WORK TO COMPLETE – Restate the full set of records exactly, without adding or dropping a word.

** Start of DATA PROVIDED **

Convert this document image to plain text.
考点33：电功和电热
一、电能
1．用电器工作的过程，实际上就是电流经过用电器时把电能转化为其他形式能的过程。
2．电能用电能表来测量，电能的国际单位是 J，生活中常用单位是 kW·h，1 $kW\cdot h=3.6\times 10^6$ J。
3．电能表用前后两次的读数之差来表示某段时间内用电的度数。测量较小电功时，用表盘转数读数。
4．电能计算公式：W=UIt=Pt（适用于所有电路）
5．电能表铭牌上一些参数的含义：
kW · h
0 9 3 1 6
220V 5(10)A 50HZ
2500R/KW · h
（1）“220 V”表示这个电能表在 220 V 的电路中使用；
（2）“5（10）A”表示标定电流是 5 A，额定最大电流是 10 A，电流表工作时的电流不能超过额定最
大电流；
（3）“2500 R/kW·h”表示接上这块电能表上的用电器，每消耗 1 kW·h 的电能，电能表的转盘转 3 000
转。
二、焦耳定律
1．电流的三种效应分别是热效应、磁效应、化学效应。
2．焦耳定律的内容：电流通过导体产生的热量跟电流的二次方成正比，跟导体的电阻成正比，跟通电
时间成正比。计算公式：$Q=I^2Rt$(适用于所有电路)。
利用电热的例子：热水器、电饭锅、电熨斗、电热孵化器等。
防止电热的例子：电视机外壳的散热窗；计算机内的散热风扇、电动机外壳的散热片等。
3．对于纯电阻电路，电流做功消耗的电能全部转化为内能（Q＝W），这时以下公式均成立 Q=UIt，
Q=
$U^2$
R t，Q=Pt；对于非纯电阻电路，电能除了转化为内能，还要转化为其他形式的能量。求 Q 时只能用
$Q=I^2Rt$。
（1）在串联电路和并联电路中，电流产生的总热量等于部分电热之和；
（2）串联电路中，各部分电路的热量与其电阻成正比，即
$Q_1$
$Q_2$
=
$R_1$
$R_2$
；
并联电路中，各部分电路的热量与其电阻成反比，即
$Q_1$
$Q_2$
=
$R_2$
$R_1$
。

** End of DATA PROVIDED **

FULL ANSWER –
Convert this document image to plain text.
考点33：电功和电热
一、电能
1．用电器工作的过程，实际上就是电流经过用电器时把电能转化为其他形式能的过程。
2．电能用电能表来测量，电能的国际单位是 J，生活中常用单位是 kW·h，1 $kW\cdot h=3.6\times 10^6$ J。
3．电能表用前后两次的读数之差来表示某段时间内用电的度数。测量较小电功时，用表盘转数读数。
4．电能计算公式：W=UIt=Pt（适用于所有电路）
5．电能表铭牌上一些参数的含义：
kW · h
0 9 3 1 6
220V 5(10)A 50HZ
2500R/KW · h
（1）“220 V”表示这个电能表在 220 V 的电路中使用；
（2）“5（10）A”表示标定电流是 5 A，额定最大电流是 10 A，电流表工作时的电流不能超过额定最
大电流；
（3）“2500 R/kW·h”表示接上这块电能表上的用电器，每消耗 1 kW·h 的电能，电能表的转盘转 3 000
转。
二、焦耳定律
1．电流的三种效应分别是热效应、磁效应、化学效应。
2．焦耳定律的内容：电流通过导体产生的热量跟电流的二次方成正比，跟导体的电阻成正比，跟通电
时间成正比。计算公式：$Q=I^2Rt$(适用于所有电路)。
利用电热的例子：热水器、电饭锅、电熨斗、电热孵化器等。
防止电热的例子：电视机外壳的散热窗；计算机内的散热风扇、电动机外壳的散热片等。
3．对于纯电阻电路，电流做功消耗的电能全部转化为内能（Q＝W），这时以下公式均成立 Q=UIt，
Q=
$U^2$
R t，Q=Pt；对于非纯电阻电路，电能除了转化为内能，还要转化为其他形式的能量。求 Q 时只能用
$Q=I^2Rt$。
（1）在串联电路和并联电路中，电流产生的总热量等于部分电热之和；
（2）串联电路中，各部分电路的热量与其电阻成正比，即
$Q_1$
$Q_2$
=
$R_1$
$R_2$
；
并联电路中，各部分电路的热量与其电阻成反比，即
$Q_1$
$Q_2$
=
$R_2$
$R_1$
。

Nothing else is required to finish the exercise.